_Set task:_ Work out how many lines in the entries contain the string "JSON", and give nothing but that number.

_Material supplied:_
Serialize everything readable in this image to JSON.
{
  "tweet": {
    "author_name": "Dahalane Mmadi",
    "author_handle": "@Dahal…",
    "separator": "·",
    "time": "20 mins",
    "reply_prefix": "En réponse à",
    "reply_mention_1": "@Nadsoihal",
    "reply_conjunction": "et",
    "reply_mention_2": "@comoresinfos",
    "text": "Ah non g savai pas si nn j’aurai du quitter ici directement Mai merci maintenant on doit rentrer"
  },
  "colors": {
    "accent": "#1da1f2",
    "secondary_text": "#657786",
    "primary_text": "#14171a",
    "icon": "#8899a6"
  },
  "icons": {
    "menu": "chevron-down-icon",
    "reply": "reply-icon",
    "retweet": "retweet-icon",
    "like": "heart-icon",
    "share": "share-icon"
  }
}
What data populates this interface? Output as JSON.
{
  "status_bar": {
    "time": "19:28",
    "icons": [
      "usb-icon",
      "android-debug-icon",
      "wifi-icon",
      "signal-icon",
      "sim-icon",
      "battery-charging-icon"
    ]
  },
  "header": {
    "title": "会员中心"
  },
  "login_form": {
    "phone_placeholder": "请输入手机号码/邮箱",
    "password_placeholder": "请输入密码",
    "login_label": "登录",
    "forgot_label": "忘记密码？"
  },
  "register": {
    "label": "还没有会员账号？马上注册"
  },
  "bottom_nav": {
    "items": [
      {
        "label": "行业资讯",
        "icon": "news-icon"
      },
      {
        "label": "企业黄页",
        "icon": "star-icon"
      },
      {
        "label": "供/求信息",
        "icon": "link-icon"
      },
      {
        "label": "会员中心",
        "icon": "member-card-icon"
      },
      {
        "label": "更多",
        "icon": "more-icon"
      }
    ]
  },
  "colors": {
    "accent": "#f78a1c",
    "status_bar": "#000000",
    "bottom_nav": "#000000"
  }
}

_Solution:_ 2